__Directive__: Take the entries below and print all of them exactly, please.
####
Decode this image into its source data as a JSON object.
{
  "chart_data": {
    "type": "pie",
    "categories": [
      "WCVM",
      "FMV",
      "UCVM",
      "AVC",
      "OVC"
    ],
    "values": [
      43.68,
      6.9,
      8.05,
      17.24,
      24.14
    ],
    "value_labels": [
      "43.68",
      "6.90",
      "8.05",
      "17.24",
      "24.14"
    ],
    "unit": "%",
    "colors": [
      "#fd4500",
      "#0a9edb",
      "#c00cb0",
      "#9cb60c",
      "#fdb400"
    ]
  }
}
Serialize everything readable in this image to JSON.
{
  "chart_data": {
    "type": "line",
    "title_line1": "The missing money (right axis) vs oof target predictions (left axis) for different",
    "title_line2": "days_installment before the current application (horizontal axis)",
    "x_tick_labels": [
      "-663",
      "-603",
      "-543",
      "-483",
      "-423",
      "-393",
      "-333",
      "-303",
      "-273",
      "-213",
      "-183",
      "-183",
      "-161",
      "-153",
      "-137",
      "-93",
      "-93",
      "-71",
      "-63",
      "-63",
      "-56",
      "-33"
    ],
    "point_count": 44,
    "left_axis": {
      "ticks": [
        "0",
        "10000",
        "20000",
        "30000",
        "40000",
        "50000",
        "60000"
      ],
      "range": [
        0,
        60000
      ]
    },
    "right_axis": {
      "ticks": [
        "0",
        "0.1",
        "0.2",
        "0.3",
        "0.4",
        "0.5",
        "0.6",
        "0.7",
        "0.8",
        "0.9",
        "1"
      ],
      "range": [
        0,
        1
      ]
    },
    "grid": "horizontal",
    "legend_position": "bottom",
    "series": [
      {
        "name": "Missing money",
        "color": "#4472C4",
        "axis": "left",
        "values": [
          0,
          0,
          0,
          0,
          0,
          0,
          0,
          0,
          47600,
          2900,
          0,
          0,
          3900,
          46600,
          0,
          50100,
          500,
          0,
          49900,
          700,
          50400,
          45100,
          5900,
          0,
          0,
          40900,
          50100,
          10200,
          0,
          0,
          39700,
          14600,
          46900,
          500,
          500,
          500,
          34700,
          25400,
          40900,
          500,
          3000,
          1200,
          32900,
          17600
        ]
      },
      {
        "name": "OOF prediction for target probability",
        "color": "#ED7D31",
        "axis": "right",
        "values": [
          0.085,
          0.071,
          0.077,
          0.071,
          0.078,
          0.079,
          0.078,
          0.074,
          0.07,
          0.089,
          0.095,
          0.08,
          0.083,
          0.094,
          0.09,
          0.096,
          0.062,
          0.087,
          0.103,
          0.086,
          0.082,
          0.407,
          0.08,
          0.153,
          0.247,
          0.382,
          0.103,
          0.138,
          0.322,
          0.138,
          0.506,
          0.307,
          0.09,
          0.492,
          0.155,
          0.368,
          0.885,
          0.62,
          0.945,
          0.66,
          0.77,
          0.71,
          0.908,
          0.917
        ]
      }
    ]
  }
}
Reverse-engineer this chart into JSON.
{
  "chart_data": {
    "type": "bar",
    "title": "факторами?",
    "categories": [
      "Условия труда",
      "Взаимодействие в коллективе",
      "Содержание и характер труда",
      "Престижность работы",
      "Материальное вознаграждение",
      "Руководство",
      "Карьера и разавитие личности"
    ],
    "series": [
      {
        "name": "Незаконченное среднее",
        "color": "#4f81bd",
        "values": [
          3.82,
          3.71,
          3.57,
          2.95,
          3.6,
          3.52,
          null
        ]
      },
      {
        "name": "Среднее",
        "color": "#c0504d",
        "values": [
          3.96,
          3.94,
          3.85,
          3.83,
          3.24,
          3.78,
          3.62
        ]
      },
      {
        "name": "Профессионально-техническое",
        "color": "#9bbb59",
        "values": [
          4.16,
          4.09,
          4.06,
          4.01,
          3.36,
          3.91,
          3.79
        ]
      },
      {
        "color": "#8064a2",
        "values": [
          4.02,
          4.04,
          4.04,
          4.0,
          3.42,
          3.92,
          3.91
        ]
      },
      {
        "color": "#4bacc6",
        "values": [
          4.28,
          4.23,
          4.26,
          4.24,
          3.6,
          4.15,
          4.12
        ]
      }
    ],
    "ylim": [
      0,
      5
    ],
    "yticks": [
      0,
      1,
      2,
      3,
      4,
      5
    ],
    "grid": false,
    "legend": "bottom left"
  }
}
####
__Answer for this exercise__:
Decode this image into its source data as a JSON object.
{
  "chart_data": {
    "type": "pie",
    "categories": [
      "WCVM",
      "FMV",
      "UCVM",
      "AVC",
      "OVC"
    ],
    "values": [
      43.68,
      6.9,
      8.05,
      17.24,
      24.14
    ],
    "value_labels": [
      "43.68",
      "6.90",
      "8.05",
      "17.24",
      "24.14"
    ],
    "unit": "%",
    "colors": [
      "#fd4500",
      "#0a9edb",
      "#c00cb0",
      "#9cb60c",
      "#fdb400"
    ]
  }
}
Serialize everything readable in this image to JSON.
{
  "chart_data": {
    "type": "line",
    "title_line1": "The missing money (right axis) vs oof target predictions (left axis) for different",
    "title_line2": "days_installment before the current application (horizontal axis)",
    "x_tick_labels": [
      "-663",
      "-603",
      "-543",
      "-483",
      "-423",
      "-393",
      "-333",
      "-303",
      "-273",
      "-213",
      "-183",
      "-183",
      "-161",
      "-153",
      "-137",
      "-93",
      "-93",
      "-71",
      "-63",
      "-63",
      "-56",
      "-33"
    ],
    "point_count": 44,
    "left_axis": {
      "ticks": [
        "0",
        "10000",
        "20000",
        "30000",
        "40000",
        "50000",
        "60000"
      ],
      "range": [
        0,
        60000
      ]
    },
    "right_axis": {
      "ticks": [
        "0",
        "0.1",
        "0.2",
        "0.3",
        "0.4",
        "0.5",
        "0.6",
        "0.7",
        "0.8",
        "0.9",
        "1"
      ],
      "range": [
        0,
        1
      ]
    },
    "grid": "horizontal",
    "legend_position": "bottom",
    "series": [
      {
        "name": "Missing money",
        "color": "#4472C4",
        "axis": "left",
        "values": [
          0,
          0,
          0,
          0,
          0,
          0,
          0,
          0,
          47600,
          2900,
          0,
          0,
          3900,
          46600,
          0,
          50100,
          500,
          0,
          49900,
          700,
          50400,
          45100,
          5900,
          0,
          0,
          40900,
          50100,
          10200,
          0,
          0,
          39700,
          14600,
          46900,
          500,
          500,
          500,
          34700,
          25400,
          40900,
          500,
          3000,
          1200,
          32900,
          17600
        ]
      },
      {
        "name": "OOF prediction for target probability",
        "color": "#ED7D31",
        "axis": "right",
        "values": [
          0.085,
          0.071,
          0.077,
          0.071,
          0.078,
          0.079,
          0.078,
          0.074,
          0.07,
          0.089,
          0.095,
          0.08,
          0.083,
          0.094,
          0.09,
          0.096,
          0.062,
          0.087,
          0.103,
          0.086,
          0.082,
          0.407,
          0.08,
          0.153,
          0.247,
          0.382,
          0.103,
          0.138,
          0.322,
          0.138,
          0.506,
          0.307,
          0.09,
          0.492,
          0.155,
          0.368,
          0.885,
          0.62,
          0.945,
          0.66,
          0.77,
          0.71,
          0.908,
          0.917
        ]
      }
    ]
  }
}
Reverse-engineer this chart into JSON.
{
  "chart_data": {
    "type": "bar",
    "title": "факторами?",
    "categories": [
      "Условия труда",
      "Взаимодействие в коллективе",
      "Содержание и характер труда",
      "Престижность работы",
      "Материальное вознаграждение",
      "Руководство",
      "Карьера и разавитие личности"
    ],
    "series": [
      {
        "name": "Незаконченное среднее",
        "color": "#4f81bd",
        "values": [
          3.82,
          3.71,
          3.57,
          2.95,
          3.6,
          3.52,
          null
        ]
      },
      {
        "name": "Среднее",
        "color": "#c0504d",
        "values": [
          3.96,
          3.94,
          3.85,
          3.83,
          3.24,
          3.78,
          3.62
        ]
      },
      {
        "name": "Профессионально-техническое",
        "color": "#9bbb59",
        "values": [
          4.16,
          4.09,
          4.06,
          4.01,
          3.36,
          3.91,
          3.79
        ]
      },
      {
        "color": "#8064a2",
        "values": [
          4.02,
          4.04,
          4.04,
          4.0,
          3.42,
          3.92,
          3.91
        ]
      },
      {
        "color": "#4bacc6",
        "values": [
          4.28,
          4.23,
          4.26,
          4.24,
          3.6,
          4.15,
          4.12
        ]
      }
    ],
    "ylim": [
      0,
      5
    ],
    "yticks": [
      0,
      1,
      2,
      3,
      4,
      5
    ],
    "grid": false,
    "legend": "bottom left"
  }
}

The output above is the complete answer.